***** Document

Insert (or update) script to populate data in table

TLeanne · November 9, 2018, 5:23pm

I have created a table but am struggling to populate the data, I need to return a table showing the date, working hours Monday - Friday. I know how to populate the working start/end time and the working hours but am struggling with the[Day] [Day of Week] and [Working Day] element

INSERT INTO [N].[NHours]
([Day]
,[Day of Week]
,[Working Day]
,[Bank Holiday]
,[WD Start Time]
,[WD End Time]
,[WD Hours])
VALUES
(<Day, datetime,>
,<Day of Week, nchar(9),>
,<Working Day, bit,>
,<Bank Holiday, bit,>
,<WD Start Time, datetime,>
,<WD End Time, datetime,>
,<WD Hours, decimal(10,2),>)
GO

Data populated needs to be similar to the below

Any advice?

btrimpop · November 9, 2018, 8:14pm

How is the Day populated? Is it just a sequential increase of a date or is it already populated? You can get the Day of Week using the DATENAME function (eg. select DATENAME(dw,getdate()) ). Is Working Day ever something other than 1 (ie is it 0 for weekends) if so then maybe something like

CASE WHEN DATENAME(dw,getdate()) IN ('Saturday','Sunday') THEN 0 ELSE 1 END

Jason_A_Long · November 10, 2018, 7:39am

It's easy enough to generate a generic calendar table. (See the code below. )

**********

**Given problem 1**
In the records, update the part that opens with the line containing "column-5-mark: x xyxy=(1430,765,1443,792)" and closes with the line containing "subject-line: - Szakmai gyakorlat xyxy=(672,319,874,346)" by replacing "qualification" with "credential". Change nothing else, and return only those lines.

***** Stored records

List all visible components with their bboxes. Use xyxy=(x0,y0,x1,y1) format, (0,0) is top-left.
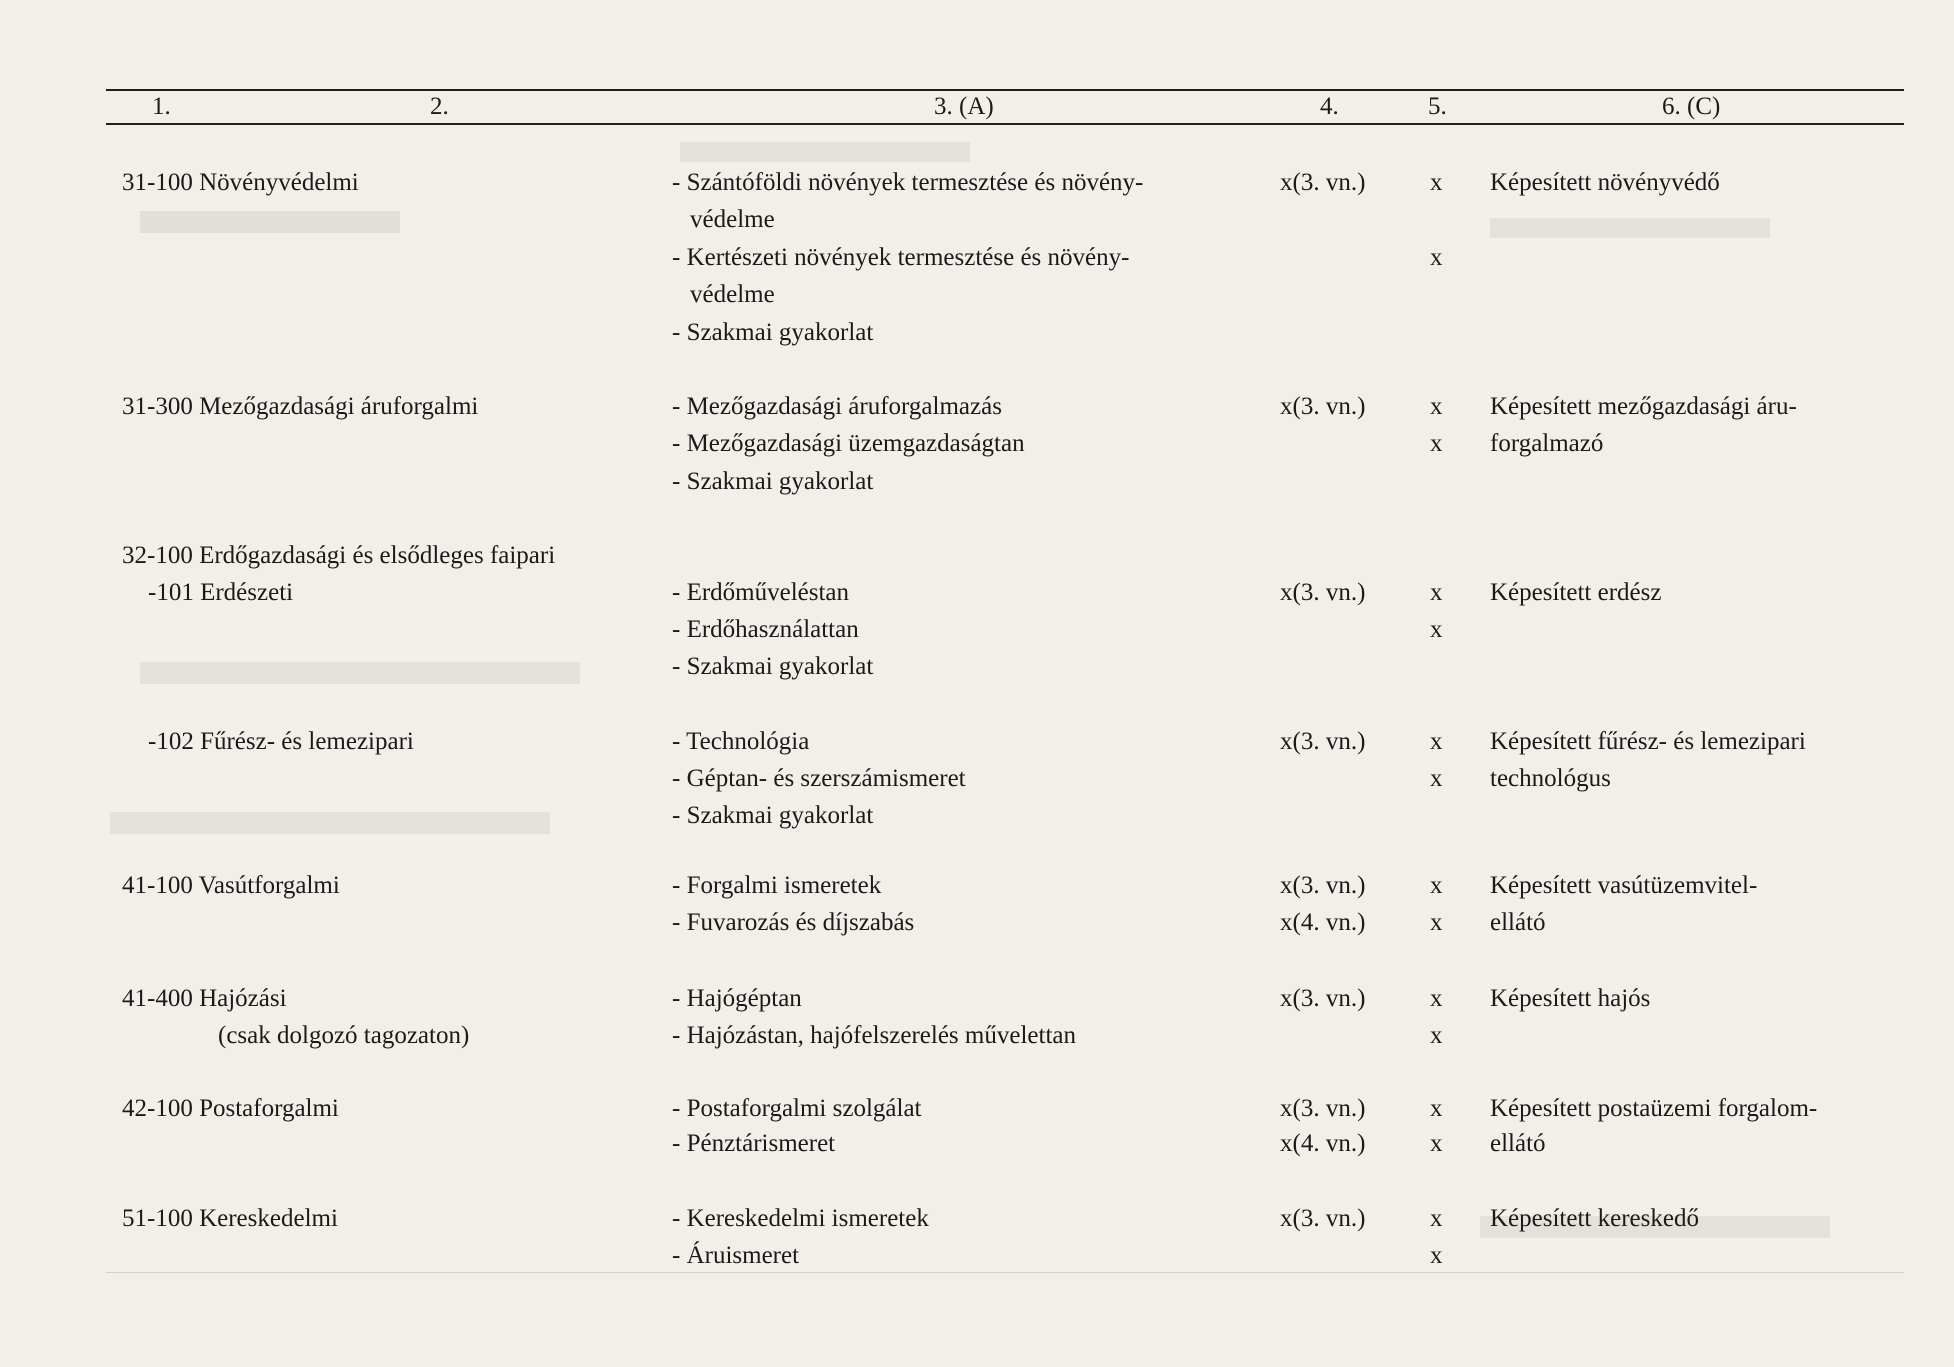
column-5-mark: x xyxy=(1430,765,1443,792)
column-header-3: 3. (A) xyxy=(934,93,994,120)
qualification: Képesített mezőgazdasági áru- xyxy=(1490,393,1797,420)
qualification: ellátó xyxy=(1490,909,1546,936)
column-4-mark: x(3. vn.) xyxy=(1280,872,1366,899)
subject-line: - Szakmai gyakorlat xyxy=(672,468,874,495)
subject-line: - Szakmai gyakorlat xyxy=(672,319,874,346)
column-4-mark: x(3. vn.) xyxy=(1280,393,1366,420)
column-5-mark: x xyxy=(1430,1022,1443,1049)
column-5-mark: x xyxy=(1430,393,1443,420)
column-4-mark: x(3. vn.) xyxy=(1280,1205,1366,1232)
bleed-through-mark xyxy=(140,211,400,233)
column-header-1: 1. xyxy=(152,93,171,120)
bleed-through-mark xyxy=(140,662,580,684)
occupation-code: 32-100 Erdőgazdasági és elsődleges faipari xyxy=(122,542,556,569)
table-top-rule xyxy=(106,89,1904,91)
column-5-mark: x xyxy=(1430,1242,1443,1269)
qualification: Képesített erdész xyxy=(1490,579,1662,606)
subject-line: - Erdőhasználattan xyxy=(672,616,859,643)
subject-line: - Szakmai gyakorlat xyxy=(672,802,874,829)
column-5-mark: x xyxy=(1430,616,1443,643)
subject-line: - Fuvarozás és díjszabás xyxy=(672,909,915,936)
column-4-mark: x(3. vn.) xyxy=(1280,728,1366,755)
column-5-mark: x xyxy=(1430,430,1443,457)
faint-bottom-rule xyxy=(106,1272,1904,1273)
column-5-mark: x xyxy=(1430,1205,1443,1232)
subject-line: - Hajózástan, hajófelszerelés művelettan xyxy=(672,1022,1076,1049)
qualification: Képesített kereskedő xyxy=(1490,1205,1699,1232)
bleed-through-mark xyxy=(1490,218,1770,238)
occupation-code: 41-100 Vasútforgalmi xyxy=(122,872,340,899)
column-5-mark: x xyxy=(1430,579,1443,606)
column-5-mark: x xyxy=(1430,1130,1443,1157)
occupation-code: 42-100 Postaforgalmi xyxy=(122,1095,339,1122)
subject-line: védelme xyxy=(690,281,775,308)
qualification: Képesített fűrész- és lemezipari xyxy=(1490,728,1806,755)
bleed-through-mark xyxy=(110,812,550,834)
qualification: Képesített növényvédő xyxy=(1490,169,1720,196)
occupation-note: (csak dolgozó tagozaton) xyxy=(218,1022,470,1049)
qualification: Képesített hajós xyxy=(1490,985,1651,1012)
subject-line: - Mezőgazdasági áruforgalmazás xyxy=(672,393,1002,420)
column-5-mark: x xyxy=(1430,1095,1443,1122)
column-header-6: 6. (C) xyxy=(1662,93,1721,120)
column-5-mark: x xyxy=(1430,728,1443,755)
occupation-code: 31-100 Növényvédelmi xyxy=(122,169,359,196)
qualification: forgalmazó xyxy=(1490,430,1604,457)
occupation-code: 41-400 Hajózási xyxy=(122,985,287,1012)
column-4-mark: x(3. vn.) xyxy=(1280,985,1366,1012)
column-header-2: 2. xyxy=(430,93,449,120)
occupation-subcode: -101 Erdészeti xyxy=(148,579,294,606)
subject-line: védelme xyxy=(690,206,775,233)
column-5-mark: x xyxy=(1430,909,1443,936)
column-4-mark: x(4. vn.) xyxy=(1280,1130,1366,1157)
column-5-mark: x xyxy=(1430,169,1443,196)
subject-line: - Technológia xyxy=(672,728,810,755)
column-5-mark: x xyxy=(1430,872,1443,899)
occupation-code: 51-100 Kereskedelmi xyxy=(122,1205,338,1232)
column-4-mark: x(3. vn.) xyxy=(1280,1095,1366,1122)
column-4-mark: x(3. vn.) xyxy=(1280,169,1366,196)
occupation-subcode: -102 Fűrész- és lemezipari xyxy=(148,728,414,755)
subject-line: - Szakmai gyakorlat xyxy=(672,653,874,680)
qualification: technológus xyxy=(1490,765,1611,792)
table-header-rule xyxy=(106,123,1904,125)
qualification: ellátó xyxy=(1490,1130,1546,1157)
subject-line: - Erdőműveléstan xyxy=(672,579,850,606)
subject-line: - Forgalmi ismeretek xyxy=(672,872,882,899)
subject-line: - Postaforgalmi szolgálat xyxy=(672,1095,922,1122)
column-5-mark: x xyxy=(1430,244,1443,271)
qualification: Képesített postaüzemi forgalom- xyxy=(1490,1095,1818,1122)
occupation-code: 31-300 Mezőgazdasági áruforgalmi xyxy=(122,393,479,420)
qualification: Képesített vasútüzemvitel- xyxy=(1490,872,1758,899)
subject-line: - Áruismeret xyxy=(672,1242,800,1269)
column-header-4: 4. xyxy=(1320,93,1339,120)
subject-line: - Hajógéptan xyxy=(672,985,802,1012)
column-5-mark: x xyxy=(1430,985,1443,1012)
bleed-through-mark xyxy=(680,142,970,162)
subject-line: - Szántóföldi növények termesztése és növény- xyxy=(672,169,1144,196)
subject-line: - Pénztárismeret xyxy=(672,1130,836,1157)
column-header-5: 5. xyxy=(1428,93,1447,120)
column-4-mark: x(4. vn.) xyxy=(1280,909,1366,936)
subject-line: - Kereskedelmi ismeretek xyxy=(672,1205,929,1232)
subject-line: - Kertészeti növények termesztése és növény- xyxy=(672,244,1130,271)
subject-line: - Géptan- és szerszámismeret xyxy=(672,765,966,792)
subject-line: - Mezőgazdasági üzemgazdaságtan xyxy=(672,430,1025,457)
column-4-mark: x(3. vn.) xyxy=(1280,579,1366,606)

**********

**Given problem 2**
Using the thread on populating the table, decide whether each statement agrees with it: (a) The value for [WD Hours] in the INSERT statement is given the type decimal(10,2). (b) btrimpop recommends the DATEPART function for getting the day of the week. (c) TLeanne's post is dated November 10, 2018.

**Output 1**
column-5-mark: x xyxy=(1430,765,1443,792)
column-header-3: 3. (A) xyxy=(934,93,994,120)
credential: Képesített mezőgazdasági áru- xyxy=(1490,393,1797,420)
credential: ellátó xyxy=(1490,909,1546,936)
column-4-mark: x(3. vn.) xyxy=(1280,872,1366,899)
subject-line: - Szakmai gyakorlat xyxy=(672,468,874,495)
subject-line: - Szakmai gyakorlat xyxy=(672,319,874,346)

**Output 2**
(a) Yes: "<WD Hours, decimal(10,2),>"
(b) No: "You can get the Day of Week using the DATENAME function"
(c) No: "TLeanne · November 9, 2018, 5:23pm"